Working data
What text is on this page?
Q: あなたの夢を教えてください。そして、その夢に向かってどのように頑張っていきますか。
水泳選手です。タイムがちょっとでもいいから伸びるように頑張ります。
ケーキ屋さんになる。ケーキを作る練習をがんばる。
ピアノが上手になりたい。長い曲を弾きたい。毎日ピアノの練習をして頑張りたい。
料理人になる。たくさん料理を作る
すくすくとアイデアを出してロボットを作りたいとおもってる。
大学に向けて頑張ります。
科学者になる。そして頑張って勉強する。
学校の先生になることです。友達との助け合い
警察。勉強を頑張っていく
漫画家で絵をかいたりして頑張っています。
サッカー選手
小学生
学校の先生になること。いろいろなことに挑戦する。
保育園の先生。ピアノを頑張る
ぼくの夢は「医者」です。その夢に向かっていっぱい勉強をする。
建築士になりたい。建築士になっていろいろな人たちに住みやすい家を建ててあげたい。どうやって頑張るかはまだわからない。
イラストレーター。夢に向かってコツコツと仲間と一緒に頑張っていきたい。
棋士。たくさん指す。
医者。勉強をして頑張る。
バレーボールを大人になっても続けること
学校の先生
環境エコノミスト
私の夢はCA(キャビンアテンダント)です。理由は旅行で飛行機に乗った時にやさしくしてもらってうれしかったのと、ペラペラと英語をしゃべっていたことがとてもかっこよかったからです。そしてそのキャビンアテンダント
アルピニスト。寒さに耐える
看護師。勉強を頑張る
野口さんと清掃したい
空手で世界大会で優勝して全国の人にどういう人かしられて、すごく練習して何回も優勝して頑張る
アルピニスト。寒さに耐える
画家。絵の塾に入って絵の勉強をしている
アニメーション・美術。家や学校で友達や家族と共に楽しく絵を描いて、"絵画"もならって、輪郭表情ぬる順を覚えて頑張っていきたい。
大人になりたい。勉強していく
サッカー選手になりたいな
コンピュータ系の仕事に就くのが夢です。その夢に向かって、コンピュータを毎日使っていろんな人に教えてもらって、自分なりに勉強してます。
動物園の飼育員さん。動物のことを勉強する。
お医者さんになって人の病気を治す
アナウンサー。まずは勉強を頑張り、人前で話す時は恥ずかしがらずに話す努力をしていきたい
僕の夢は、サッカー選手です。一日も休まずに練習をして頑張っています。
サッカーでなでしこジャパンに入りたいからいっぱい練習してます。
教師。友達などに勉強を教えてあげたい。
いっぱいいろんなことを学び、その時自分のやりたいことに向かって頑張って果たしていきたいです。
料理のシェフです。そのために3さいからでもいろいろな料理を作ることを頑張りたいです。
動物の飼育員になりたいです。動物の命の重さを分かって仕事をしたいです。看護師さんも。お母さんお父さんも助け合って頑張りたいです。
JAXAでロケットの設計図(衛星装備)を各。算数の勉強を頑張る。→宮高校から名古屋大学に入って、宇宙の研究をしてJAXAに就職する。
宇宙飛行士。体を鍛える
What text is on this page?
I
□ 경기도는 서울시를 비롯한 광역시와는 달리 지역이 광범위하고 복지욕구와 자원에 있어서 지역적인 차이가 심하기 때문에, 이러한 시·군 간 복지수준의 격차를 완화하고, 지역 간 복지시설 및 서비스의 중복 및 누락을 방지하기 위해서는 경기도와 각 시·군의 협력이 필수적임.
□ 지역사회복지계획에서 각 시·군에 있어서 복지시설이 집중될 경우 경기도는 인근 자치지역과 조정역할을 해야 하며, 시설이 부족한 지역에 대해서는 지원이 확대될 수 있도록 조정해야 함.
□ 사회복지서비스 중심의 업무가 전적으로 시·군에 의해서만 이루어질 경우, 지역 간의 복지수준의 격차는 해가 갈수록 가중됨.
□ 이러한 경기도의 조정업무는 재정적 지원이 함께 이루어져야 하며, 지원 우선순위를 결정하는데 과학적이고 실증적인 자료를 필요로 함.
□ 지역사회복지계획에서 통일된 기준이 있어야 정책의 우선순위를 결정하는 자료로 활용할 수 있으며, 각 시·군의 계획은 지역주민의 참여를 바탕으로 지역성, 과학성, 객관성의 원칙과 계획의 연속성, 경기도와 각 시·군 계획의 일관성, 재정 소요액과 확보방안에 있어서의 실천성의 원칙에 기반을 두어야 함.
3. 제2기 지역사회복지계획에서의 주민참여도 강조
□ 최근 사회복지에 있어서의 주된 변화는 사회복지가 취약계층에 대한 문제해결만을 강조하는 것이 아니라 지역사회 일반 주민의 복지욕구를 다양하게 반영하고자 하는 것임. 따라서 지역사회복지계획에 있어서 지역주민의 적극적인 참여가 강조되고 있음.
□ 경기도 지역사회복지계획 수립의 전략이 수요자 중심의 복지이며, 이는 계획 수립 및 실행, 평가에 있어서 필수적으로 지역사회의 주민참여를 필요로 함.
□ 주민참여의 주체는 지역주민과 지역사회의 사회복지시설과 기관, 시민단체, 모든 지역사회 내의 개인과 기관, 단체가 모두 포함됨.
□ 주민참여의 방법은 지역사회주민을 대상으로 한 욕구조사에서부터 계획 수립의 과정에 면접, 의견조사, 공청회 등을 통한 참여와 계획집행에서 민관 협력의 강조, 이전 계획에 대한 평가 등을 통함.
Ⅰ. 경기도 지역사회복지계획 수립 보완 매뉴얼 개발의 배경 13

Your goal
Show all lines from the data above in which the word "우선순위를" appears.

Written reply
□ 이러한 경기도의 조정업무는 재정적 지원이 함께 이루어져야 하며, 지원 우선순위를 결정하는데 과학적이고 실증적인 자료를 필요로 함.
□ 지역사회복지계획에서 통일된 기준이 있어야 정책의 우선순위를 결정하는 자료로 활용할 수 있으며, 각 시·군의 계획은 지역주민의 참여를 바탕으로 지역성, 과학성, 객관성의 원칙과 계획의 연속성, 경기도와 각 시·군 계획의 일관성, 재정 소요액과 확보방안에 있어서의 실천성의 원칙에 기반을 두어야 함.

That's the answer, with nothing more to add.